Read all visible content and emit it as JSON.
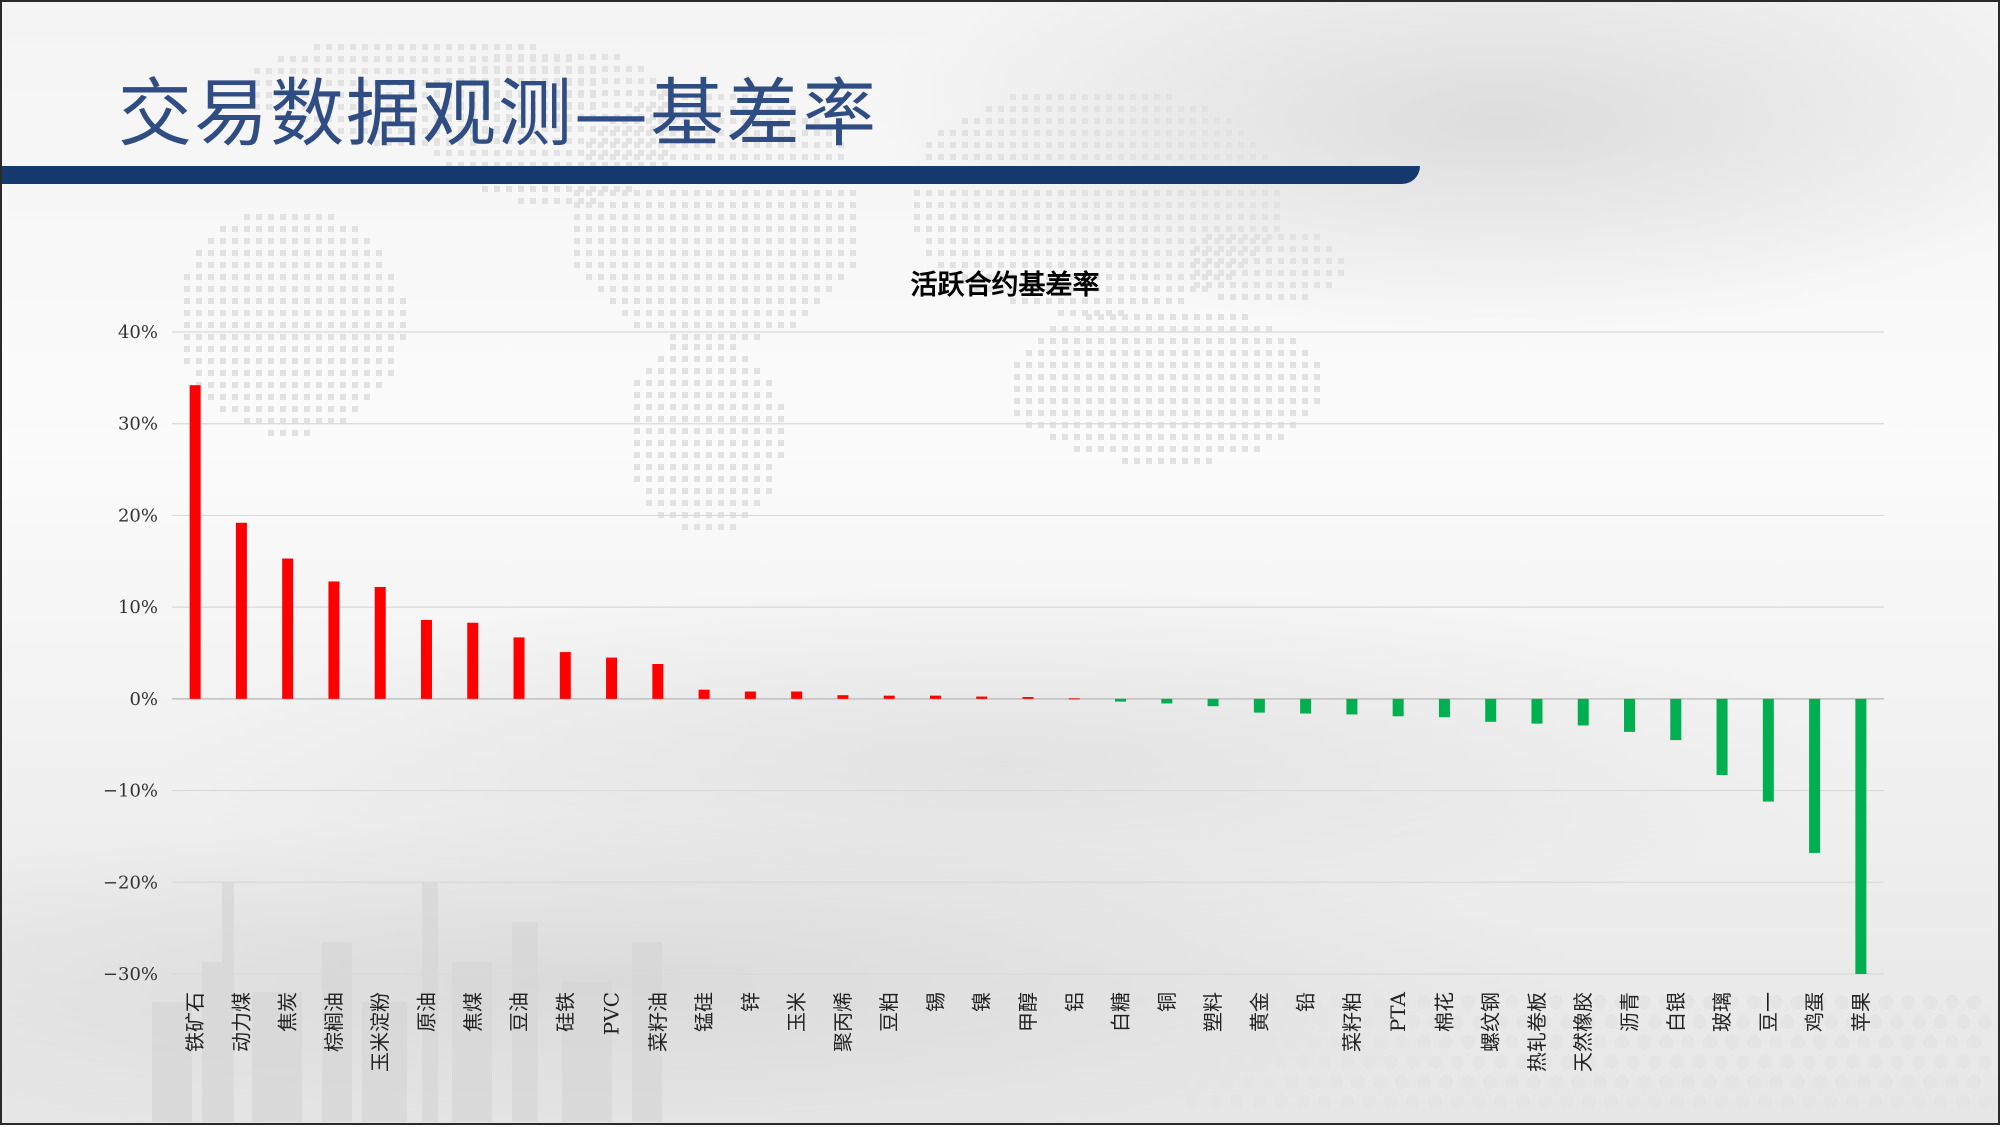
{
  "slide": {
    "title": "交易数据观测—基差率"
  },
  "colors": {
    "title": "#2f4d83",
    "header_bar": "#16396e",
    "positive": "#ff0000",
    "negative": "#00b050",
    "gridline": "#d9d9d9"
  },
  "chart_data": {
    "type": "bar",
    "title": "活跃合约基差率",
    "xlabel": "",
    "ylabel": "",
    "ylim": [
      -30,
      40
    ],
    "yticks": [
      40,
      30,
      20,
      10,
      0,
      -10,
      -20,
      -30
    ],
    "ytick_labels": [
      "40%",
      "30%",
      "20%",
      "10%",
      "0%",
      "−10%",
      "−20%",
      "−30%"
    ],
    "grid": true,
    "categories": [
      "铁矿石",
      "动力煤",
      "焦炭",
      "棕榈油",
      "玉米淀粉",
      "原油",
      "焦煤",
      "豆油",
      "硅铁",
      "PVC",
      "菜籽油",
      "锰硅",
      "锌",
      "玉米",
      "聚丙烯",
      "豆粕",
      "锡",
      "镍",
      "甲醇",
      "铝",
      "白糖",
      "铜",
      "塑料",
      "黄金",
      "铅",
      "菜籽粕",
      "PTA",
      "棉花",
      "螺纹钢",
      "热轧卷板",
      "天然橡胶",
      "沥青",
      "白银",
      "玻璃",
      "豆一",
      "鸡蛋",
      "苹果"
    ],
    "values": [
      34.2,
      19.2,
      15.3,
      12.8,
      12.2,
      8.6,
      8.3,
      6.7,
      5.1,
      4.5,
      3.8,
      1.0,
      0.8,
      0.8,
      0.4,
      0.35,
      0.35,
      0.25,
      0.2,
      0.05,
      -0.3,
      -0.5,
      -0.8,
      -1.5,
      -1.6,
      -1.7,
      -1.9,
      -2.0,
      -2.5,
      -2.7,
      -2.9,
      -3.6,
      -4.5,
      -8.3,
      -11.2,
      -16.8,
      -30.0
    ]
  }
}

----------

→ Your task
In the entries above, locate every line with the word "title" and copy it.

→ Task solution
    "title": "交易数据观测—基差率"
    "title": "#2f4d83",
    "title": "活跃合约基差率",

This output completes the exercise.